Filter this material down to the lines that hold "bonds", copying each one.

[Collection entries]
▼
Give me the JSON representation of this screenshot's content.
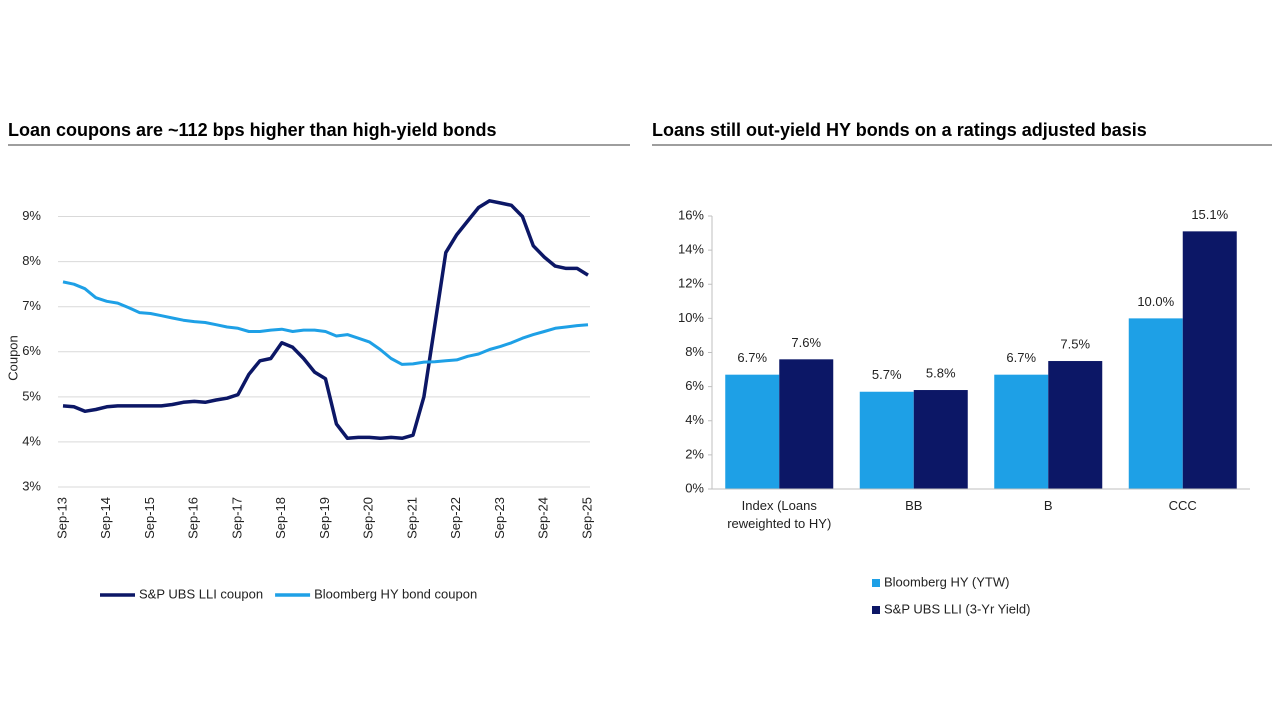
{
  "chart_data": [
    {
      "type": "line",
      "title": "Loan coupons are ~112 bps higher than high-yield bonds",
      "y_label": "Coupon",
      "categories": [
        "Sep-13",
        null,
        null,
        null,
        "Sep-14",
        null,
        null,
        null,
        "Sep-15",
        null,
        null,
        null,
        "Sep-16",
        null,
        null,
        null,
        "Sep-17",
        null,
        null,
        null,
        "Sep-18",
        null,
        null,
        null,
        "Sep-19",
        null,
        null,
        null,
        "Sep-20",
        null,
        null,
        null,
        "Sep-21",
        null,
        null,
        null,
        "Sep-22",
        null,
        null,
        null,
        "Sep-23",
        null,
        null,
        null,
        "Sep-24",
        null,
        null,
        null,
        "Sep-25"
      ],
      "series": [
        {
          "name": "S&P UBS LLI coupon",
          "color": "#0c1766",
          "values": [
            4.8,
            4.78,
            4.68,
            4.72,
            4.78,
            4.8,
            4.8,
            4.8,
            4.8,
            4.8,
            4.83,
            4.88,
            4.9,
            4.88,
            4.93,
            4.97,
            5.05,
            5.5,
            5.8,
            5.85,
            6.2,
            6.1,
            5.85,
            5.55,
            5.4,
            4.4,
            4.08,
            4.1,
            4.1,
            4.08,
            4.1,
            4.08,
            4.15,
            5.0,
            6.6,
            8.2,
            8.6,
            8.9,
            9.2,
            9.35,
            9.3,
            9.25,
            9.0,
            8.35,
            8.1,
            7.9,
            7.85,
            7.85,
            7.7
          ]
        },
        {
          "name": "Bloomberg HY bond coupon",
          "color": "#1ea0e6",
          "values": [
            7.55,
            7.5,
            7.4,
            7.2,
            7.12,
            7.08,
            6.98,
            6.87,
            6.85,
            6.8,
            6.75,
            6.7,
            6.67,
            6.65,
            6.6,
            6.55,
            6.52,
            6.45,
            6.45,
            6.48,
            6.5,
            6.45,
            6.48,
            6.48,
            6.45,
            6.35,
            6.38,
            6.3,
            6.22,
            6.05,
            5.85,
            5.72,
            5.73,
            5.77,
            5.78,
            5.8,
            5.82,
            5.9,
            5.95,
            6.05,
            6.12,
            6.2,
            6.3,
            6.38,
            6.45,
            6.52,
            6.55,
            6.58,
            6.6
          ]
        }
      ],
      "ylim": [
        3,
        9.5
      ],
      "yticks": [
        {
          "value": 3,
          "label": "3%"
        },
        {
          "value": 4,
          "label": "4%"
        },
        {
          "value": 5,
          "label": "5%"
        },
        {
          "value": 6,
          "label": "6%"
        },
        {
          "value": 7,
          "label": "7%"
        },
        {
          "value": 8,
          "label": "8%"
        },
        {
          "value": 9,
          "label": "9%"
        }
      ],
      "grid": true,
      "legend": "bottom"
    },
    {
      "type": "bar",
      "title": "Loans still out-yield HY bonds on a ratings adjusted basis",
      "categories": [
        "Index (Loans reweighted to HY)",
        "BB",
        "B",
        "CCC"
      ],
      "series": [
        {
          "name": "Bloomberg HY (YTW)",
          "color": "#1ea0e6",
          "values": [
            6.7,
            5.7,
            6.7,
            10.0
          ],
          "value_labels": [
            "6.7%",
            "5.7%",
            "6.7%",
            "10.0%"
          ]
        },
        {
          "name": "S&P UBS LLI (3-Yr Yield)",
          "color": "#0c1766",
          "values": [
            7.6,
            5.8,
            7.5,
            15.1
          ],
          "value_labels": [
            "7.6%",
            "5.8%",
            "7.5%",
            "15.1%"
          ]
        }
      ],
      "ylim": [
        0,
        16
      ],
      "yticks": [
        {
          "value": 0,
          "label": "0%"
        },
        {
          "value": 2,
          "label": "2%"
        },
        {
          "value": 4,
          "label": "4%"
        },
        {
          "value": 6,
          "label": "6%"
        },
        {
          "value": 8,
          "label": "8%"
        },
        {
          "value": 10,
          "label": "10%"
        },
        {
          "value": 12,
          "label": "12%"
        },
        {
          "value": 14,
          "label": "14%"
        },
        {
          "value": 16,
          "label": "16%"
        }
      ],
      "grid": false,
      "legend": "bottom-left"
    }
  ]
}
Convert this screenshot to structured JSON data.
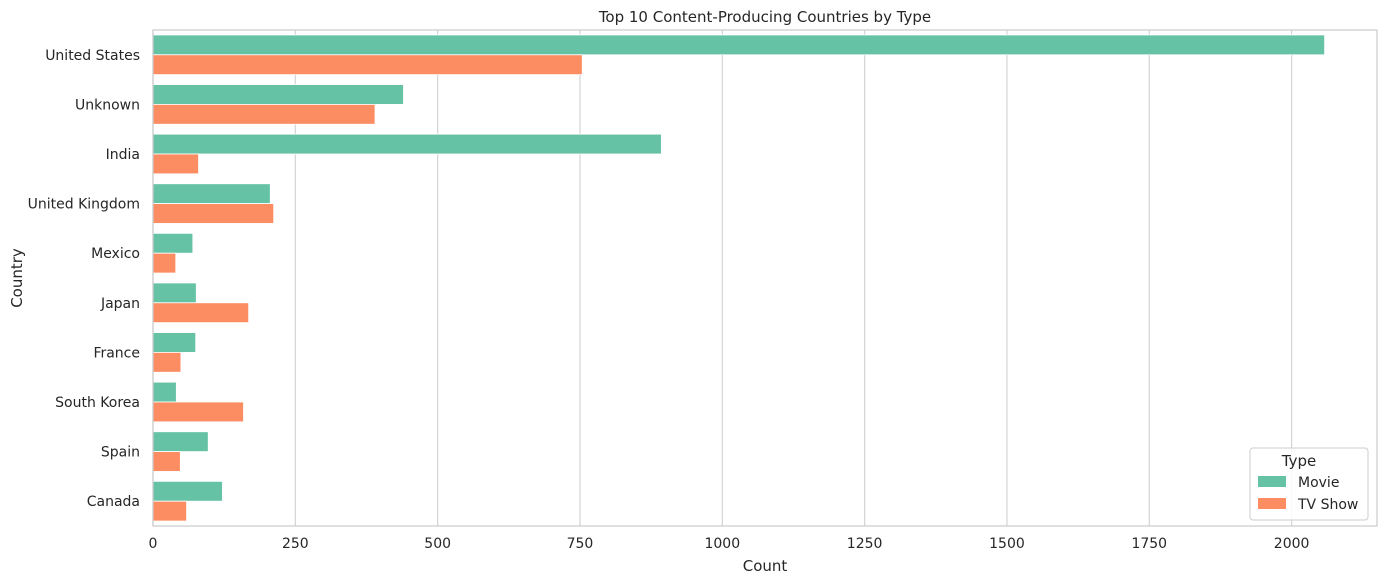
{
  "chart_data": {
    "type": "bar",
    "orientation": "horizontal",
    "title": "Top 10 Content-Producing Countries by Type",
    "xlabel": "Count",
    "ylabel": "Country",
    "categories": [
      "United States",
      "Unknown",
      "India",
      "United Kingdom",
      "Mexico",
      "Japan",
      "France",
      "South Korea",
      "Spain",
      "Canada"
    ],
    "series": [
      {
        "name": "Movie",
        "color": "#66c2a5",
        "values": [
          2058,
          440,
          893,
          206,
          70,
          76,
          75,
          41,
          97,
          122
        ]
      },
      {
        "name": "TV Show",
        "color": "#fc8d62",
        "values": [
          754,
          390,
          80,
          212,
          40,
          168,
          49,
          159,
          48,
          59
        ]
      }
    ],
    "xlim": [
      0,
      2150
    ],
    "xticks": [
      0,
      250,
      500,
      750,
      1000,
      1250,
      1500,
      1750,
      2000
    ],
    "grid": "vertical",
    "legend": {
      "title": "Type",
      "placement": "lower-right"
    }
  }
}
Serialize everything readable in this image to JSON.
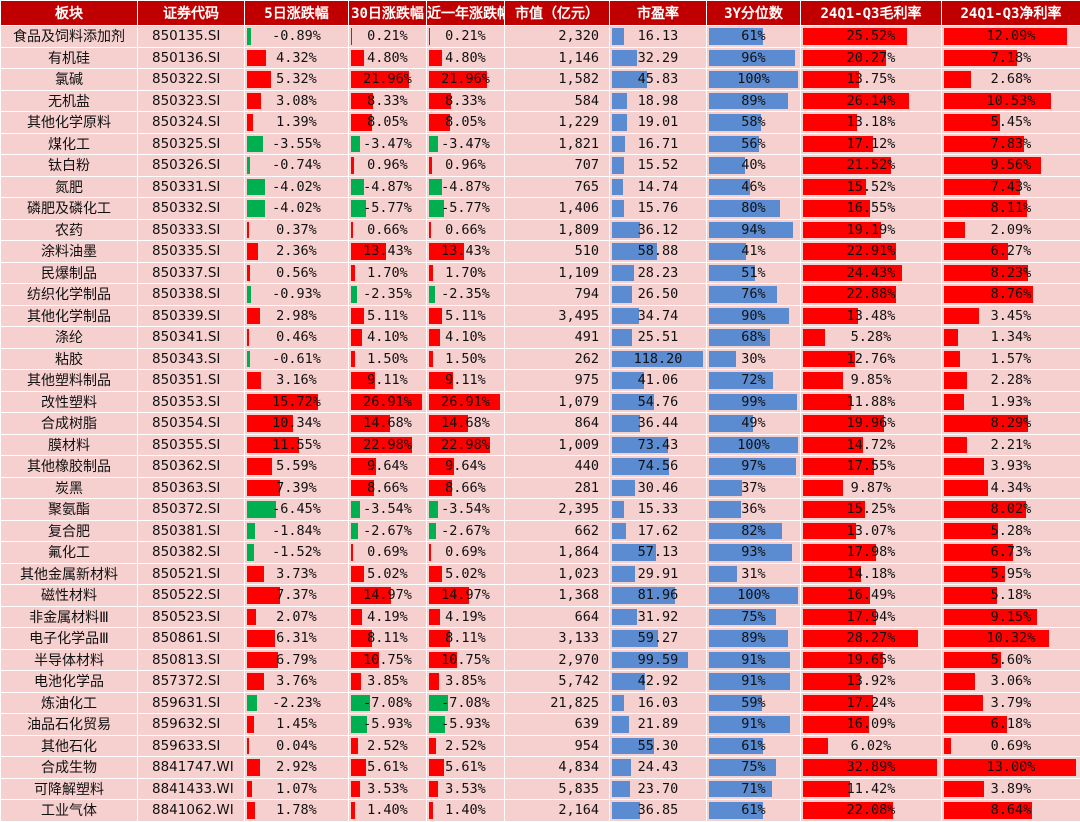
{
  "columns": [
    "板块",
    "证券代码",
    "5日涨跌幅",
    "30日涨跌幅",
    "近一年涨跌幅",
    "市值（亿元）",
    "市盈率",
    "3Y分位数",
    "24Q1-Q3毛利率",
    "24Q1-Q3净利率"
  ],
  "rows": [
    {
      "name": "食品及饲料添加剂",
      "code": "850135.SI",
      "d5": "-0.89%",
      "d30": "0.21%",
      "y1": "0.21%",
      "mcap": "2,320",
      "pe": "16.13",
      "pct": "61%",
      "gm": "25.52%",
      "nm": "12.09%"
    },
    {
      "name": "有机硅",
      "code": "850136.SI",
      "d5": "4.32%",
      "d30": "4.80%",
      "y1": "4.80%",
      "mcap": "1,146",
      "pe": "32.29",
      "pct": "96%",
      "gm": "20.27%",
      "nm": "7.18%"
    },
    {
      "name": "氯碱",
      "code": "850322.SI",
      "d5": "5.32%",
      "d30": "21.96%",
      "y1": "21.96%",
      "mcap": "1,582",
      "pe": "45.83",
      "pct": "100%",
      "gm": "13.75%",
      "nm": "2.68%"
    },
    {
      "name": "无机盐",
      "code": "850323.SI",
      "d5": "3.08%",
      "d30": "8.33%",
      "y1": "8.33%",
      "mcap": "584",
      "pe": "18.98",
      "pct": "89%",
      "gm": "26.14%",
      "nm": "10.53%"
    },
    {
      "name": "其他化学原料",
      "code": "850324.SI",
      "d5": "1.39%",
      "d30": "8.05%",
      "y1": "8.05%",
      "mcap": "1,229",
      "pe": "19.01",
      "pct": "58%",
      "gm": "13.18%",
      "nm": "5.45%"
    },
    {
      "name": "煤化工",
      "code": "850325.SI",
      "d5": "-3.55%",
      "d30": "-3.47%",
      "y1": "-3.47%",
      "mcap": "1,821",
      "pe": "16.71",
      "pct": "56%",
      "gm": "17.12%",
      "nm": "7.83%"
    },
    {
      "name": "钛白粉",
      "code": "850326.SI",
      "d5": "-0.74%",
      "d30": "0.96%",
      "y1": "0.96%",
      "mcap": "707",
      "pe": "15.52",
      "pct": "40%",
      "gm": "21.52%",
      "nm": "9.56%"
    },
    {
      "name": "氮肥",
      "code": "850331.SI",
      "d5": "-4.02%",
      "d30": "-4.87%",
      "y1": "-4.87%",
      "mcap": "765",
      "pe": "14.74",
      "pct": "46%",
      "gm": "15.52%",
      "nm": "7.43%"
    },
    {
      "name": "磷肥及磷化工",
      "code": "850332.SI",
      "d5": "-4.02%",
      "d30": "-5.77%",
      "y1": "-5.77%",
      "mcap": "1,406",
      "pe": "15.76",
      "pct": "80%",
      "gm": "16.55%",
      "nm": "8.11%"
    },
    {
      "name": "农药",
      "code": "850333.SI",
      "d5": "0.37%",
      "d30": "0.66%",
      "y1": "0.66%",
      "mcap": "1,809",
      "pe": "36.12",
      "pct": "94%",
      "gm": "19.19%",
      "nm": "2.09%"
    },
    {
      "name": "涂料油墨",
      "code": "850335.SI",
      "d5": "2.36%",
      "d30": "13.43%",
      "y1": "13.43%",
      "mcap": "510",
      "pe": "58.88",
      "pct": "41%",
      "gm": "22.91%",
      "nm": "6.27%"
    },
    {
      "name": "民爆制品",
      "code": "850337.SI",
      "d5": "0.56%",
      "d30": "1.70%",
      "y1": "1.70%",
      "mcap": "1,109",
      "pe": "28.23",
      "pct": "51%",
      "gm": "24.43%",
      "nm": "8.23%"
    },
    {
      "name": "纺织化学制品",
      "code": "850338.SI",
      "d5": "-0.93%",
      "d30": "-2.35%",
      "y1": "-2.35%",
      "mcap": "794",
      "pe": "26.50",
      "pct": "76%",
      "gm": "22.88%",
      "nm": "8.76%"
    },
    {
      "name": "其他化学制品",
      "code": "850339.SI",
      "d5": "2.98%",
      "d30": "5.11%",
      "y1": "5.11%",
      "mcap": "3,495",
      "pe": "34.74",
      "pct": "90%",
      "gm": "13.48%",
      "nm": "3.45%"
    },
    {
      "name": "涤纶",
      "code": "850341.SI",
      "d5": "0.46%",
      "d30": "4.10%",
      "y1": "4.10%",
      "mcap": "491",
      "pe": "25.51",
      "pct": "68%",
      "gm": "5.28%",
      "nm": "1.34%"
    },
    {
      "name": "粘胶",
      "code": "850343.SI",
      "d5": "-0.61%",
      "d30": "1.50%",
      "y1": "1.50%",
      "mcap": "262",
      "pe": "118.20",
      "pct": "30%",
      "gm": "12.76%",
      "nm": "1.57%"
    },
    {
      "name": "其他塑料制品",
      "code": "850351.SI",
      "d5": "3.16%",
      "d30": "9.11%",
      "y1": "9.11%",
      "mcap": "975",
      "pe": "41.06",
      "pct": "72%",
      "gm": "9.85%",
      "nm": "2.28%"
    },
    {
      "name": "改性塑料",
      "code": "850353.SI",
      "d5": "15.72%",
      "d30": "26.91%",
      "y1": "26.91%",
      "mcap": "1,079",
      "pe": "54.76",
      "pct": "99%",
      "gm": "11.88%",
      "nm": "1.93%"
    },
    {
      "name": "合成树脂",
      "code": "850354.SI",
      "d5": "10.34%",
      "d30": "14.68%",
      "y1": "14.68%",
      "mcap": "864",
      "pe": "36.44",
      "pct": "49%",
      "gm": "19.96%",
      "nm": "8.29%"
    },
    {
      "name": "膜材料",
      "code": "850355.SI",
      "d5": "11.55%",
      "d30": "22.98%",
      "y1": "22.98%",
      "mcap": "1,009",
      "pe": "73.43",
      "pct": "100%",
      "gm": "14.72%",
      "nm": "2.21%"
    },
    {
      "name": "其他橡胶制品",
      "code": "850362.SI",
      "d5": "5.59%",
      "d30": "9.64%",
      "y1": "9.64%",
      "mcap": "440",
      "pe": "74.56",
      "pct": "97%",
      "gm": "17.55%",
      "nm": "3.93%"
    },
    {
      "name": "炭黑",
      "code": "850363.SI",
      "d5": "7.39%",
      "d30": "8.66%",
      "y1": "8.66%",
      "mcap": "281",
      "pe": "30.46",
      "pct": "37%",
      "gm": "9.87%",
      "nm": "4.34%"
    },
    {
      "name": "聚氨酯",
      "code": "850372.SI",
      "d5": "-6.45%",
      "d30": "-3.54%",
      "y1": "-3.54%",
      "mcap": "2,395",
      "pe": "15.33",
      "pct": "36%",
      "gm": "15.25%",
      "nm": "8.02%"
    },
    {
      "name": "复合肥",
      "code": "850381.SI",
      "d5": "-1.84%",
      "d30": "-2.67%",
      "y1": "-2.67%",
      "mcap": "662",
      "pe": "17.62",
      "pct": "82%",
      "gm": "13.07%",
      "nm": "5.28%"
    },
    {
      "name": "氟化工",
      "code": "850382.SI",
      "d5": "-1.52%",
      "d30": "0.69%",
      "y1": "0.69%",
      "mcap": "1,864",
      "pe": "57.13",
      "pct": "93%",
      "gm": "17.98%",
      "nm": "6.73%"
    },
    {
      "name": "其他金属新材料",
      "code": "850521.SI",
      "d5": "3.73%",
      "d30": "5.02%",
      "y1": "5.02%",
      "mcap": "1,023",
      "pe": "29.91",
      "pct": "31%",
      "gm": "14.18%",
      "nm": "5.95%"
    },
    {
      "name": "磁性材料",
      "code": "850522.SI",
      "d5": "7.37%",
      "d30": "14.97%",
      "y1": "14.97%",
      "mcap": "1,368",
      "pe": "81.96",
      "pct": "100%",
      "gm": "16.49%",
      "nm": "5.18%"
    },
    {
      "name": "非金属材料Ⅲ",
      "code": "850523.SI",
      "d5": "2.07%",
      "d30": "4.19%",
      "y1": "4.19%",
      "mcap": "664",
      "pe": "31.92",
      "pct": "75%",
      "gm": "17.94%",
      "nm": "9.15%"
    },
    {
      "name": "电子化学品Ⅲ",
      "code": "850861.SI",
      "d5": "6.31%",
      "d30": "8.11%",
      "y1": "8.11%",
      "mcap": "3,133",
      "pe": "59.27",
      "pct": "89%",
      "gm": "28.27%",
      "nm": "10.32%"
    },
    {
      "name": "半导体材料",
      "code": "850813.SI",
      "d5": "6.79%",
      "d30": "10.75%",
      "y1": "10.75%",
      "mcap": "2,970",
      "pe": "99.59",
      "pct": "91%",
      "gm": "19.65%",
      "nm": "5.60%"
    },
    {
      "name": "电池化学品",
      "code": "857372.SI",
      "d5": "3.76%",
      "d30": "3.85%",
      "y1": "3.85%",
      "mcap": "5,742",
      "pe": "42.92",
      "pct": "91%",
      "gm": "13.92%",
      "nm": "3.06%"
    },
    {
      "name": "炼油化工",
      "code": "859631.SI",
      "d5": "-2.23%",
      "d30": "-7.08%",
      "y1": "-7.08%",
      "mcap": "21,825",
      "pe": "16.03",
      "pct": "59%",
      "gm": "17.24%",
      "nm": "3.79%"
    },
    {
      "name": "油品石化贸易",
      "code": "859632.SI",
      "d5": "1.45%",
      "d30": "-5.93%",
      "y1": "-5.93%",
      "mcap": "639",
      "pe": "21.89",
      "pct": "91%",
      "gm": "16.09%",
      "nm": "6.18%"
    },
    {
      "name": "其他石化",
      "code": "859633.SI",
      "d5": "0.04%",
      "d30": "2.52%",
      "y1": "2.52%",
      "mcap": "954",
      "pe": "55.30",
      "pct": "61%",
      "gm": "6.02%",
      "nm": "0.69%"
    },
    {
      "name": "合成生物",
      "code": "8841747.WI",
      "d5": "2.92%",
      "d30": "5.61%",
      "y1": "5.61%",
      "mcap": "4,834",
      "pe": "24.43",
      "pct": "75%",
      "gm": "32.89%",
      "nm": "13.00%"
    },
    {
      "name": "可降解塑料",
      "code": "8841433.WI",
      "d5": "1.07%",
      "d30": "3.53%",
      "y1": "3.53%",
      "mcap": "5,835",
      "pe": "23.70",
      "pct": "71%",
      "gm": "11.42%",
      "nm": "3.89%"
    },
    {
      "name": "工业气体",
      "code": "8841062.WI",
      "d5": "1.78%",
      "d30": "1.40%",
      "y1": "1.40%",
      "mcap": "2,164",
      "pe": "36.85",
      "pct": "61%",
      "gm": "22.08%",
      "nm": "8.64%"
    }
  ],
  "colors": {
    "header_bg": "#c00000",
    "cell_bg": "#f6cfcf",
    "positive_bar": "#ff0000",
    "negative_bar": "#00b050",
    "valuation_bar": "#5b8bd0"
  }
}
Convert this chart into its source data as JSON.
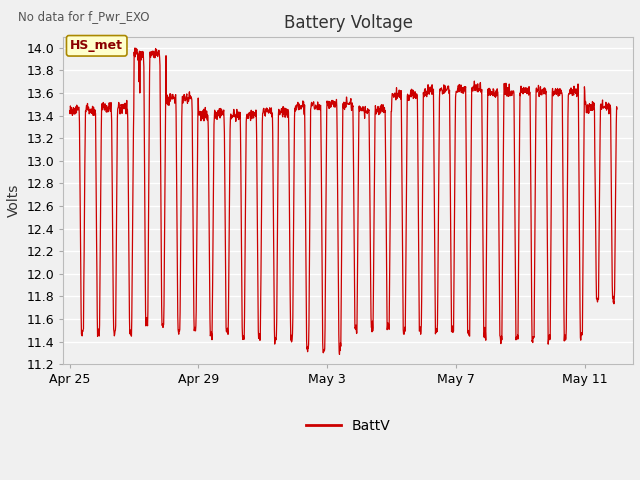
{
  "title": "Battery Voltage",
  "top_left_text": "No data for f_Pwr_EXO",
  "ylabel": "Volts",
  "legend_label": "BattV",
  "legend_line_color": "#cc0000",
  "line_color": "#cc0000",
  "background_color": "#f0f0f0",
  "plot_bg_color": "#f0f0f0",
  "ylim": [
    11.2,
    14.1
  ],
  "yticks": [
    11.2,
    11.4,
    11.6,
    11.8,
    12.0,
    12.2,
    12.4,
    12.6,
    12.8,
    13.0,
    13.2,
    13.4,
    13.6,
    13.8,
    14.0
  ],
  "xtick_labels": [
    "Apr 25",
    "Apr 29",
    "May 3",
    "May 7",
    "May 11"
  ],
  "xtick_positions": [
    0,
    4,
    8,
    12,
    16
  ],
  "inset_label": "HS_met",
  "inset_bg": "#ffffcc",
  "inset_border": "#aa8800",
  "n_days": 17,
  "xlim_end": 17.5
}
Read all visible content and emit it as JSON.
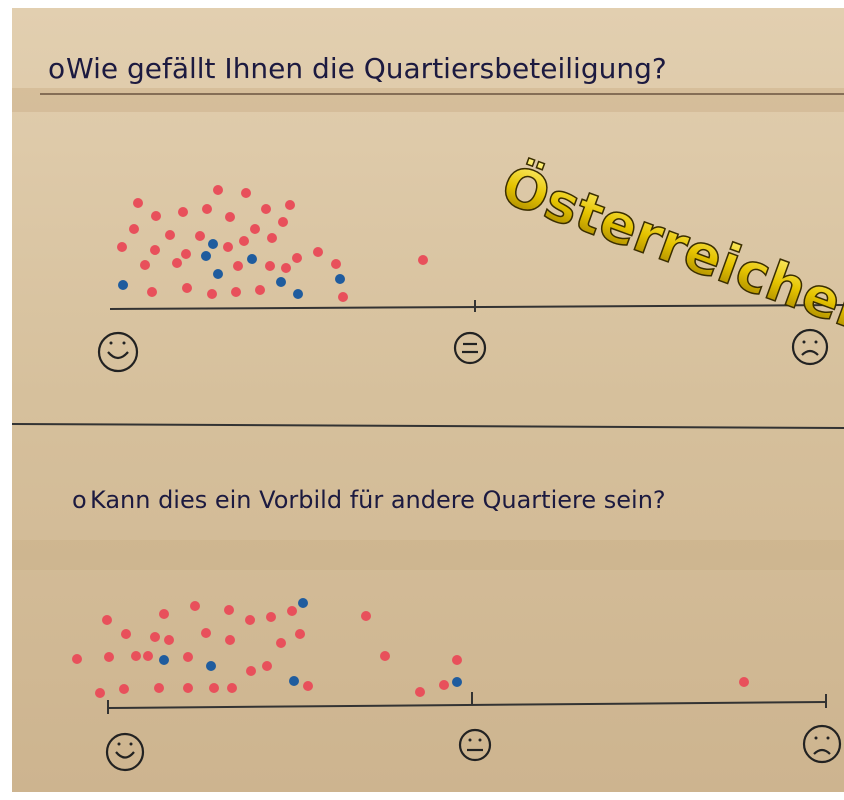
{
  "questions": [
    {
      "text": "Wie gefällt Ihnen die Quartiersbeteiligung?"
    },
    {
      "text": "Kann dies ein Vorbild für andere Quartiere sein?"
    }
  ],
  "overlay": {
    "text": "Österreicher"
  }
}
▲
Correct result:
      "title": "Loan coupons are ~112 bps higher than high-yield bonds",
      "title": "Loans still out-yield HY bonds on a ratings adjusted basis",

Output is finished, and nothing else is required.